• [Given instruction]:
Identify each line holding the string "true" and copy it.

[Stored data]
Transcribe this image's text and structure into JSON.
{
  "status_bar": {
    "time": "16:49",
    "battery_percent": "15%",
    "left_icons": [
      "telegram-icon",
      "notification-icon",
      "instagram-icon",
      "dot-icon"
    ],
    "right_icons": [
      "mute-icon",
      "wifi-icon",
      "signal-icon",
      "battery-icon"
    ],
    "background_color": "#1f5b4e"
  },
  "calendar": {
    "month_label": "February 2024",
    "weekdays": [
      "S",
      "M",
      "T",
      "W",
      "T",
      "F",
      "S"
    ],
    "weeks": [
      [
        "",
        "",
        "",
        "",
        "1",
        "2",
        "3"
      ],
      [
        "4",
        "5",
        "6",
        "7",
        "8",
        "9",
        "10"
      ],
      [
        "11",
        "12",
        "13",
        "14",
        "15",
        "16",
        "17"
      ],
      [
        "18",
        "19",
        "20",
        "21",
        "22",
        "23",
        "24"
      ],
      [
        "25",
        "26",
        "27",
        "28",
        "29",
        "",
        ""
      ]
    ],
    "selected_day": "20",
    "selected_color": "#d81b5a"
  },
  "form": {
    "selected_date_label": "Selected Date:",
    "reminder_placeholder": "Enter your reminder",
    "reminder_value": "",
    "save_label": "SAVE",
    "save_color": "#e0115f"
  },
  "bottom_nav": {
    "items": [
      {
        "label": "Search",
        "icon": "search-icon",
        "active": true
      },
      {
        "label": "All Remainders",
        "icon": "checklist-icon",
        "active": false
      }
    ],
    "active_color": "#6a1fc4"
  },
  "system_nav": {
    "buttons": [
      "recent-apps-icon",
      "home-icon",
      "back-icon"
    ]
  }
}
...
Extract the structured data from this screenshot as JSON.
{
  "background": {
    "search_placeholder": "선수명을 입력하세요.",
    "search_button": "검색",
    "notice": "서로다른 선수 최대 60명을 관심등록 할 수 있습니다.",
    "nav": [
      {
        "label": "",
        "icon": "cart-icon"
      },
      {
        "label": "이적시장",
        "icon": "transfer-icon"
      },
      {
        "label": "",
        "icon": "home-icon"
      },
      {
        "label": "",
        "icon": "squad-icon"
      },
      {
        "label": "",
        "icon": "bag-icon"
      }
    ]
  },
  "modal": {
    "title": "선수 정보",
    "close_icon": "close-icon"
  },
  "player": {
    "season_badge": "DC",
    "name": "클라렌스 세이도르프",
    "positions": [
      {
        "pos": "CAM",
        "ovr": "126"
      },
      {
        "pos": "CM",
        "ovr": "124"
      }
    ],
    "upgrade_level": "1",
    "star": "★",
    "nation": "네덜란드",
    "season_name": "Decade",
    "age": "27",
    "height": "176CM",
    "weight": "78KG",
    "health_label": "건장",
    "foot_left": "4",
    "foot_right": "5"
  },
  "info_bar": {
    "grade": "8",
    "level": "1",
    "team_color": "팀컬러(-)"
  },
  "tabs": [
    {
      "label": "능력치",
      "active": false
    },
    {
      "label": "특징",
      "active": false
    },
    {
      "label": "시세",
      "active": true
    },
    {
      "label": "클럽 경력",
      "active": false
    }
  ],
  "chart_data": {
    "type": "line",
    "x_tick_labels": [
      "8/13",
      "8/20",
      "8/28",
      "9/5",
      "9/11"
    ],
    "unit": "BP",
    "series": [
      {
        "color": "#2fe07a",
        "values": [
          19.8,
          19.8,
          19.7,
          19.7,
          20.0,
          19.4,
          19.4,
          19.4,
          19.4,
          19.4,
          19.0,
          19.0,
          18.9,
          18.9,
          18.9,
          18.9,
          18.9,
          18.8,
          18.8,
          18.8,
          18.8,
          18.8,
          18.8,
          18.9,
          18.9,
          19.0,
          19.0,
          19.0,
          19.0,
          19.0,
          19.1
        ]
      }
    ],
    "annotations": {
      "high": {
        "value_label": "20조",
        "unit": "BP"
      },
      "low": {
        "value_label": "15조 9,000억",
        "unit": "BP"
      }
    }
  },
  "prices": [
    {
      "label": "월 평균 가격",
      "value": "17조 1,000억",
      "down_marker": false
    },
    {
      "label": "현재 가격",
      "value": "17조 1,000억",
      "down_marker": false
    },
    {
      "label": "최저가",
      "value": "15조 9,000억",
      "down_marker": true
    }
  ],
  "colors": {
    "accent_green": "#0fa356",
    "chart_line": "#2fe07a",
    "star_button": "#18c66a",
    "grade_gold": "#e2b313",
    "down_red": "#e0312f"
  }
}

• [Worked solution]:
        "active": true
      "active": true
      "down_marker": true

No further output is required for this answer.